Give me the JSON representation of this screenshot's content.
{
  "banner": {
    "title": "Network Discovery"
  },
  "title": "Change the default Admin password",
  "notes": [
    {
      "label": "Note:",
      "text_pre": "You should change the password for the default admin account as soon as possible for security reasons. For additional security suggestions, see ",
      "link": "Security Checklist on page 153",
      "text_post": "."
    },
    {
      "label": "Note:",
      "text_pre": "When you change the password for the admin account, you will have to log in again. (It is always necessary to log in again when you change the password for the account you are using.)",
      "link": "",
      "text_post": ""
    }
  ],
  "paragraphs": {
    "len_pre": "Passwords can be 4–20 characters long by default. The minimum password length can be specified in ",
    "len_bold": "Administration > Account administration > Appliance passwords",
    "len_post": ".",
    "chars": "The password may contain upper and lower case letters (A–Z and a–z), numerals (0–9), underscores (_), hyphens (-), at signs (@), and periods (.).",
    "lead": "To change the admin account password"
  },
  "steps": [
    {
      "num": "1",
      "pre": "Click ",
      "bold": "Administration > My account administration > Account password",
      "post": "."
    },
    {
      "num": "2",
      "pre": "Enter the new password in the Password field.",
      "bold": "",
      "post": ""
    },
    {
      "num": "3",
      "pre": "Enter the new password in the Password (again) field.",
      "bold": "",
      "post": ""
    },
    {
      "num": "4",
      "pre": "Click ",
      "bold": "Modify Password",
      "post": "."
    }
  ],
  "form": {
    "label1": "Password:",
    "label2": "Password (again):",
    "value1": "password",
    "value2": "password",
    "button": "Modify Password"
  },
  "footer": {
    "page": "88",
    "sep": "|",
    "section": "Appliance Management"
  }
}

Stated goal :: Return all the data above once more, precisely as given.

Right answer ::
Give me the JSON representation of this screenshot's content.
{
  "banner": {
    "title": "Network Discovery"
  },
  "title": "Change the default Admin password",
  "notes": [
    {
      "label": "Note:",
      "text_pre": "You should change the password for the default admin account as soon as possible for security reasons. For additional security suggestions, see ",
      "link": "Security Checklist on page 153",
      "text_post": "."
    },
    {
      "label": "Note:",
      "text_pre": "When you change the password for the admin account, you will have to log in again. (It is always necessary to log in again when you change the password for the account you are using.)",
      "link": "",
      "text_post": ""
    }
  ],
  "paragraphs": {
    "len_pre": "Passwords can be 4–20 characters long by default. The minimum password length can be specified in ",
    "len_bold": "Administration > Account administration > Appliance passwords",
    "len_post": ".",
    "chars": "The password may contain upper and lower case letters (A–Z and a–z), numerals (0–9), underscores (_), hyphens (-), at signs (@), and periods (.).",
    "lead": "To change the admin account password"
  },
  "steps": [
    {
      "num": "1",
      "pre": "Click ",
      "bold": "Administration > My account administration > Account password",
      "post": "."
    },
    {
      "num": "2",
      "pre": "Enter the new password in the Password field.",
      "bold": "",
      "post": ""
    },
    {
      "num": "3",
      "pre": "Enter the new password in the Password (again) field.",
      "bold": "",
      "post": ""
    },
    {
      "num": "4",
      "pre": "Click ",
      "bold": "Modify Password",
      "post": "."
    }
  ],
  "form": {
    "label1": "Password:",
    "label2": "Password (again):",
    "value1": "password",
    "value2": "password",
    "button": "Modify Password"
  },
  "footer": {
    "page": "88",
    "sep": "|",
    "section": "Appliance Management"
  }
}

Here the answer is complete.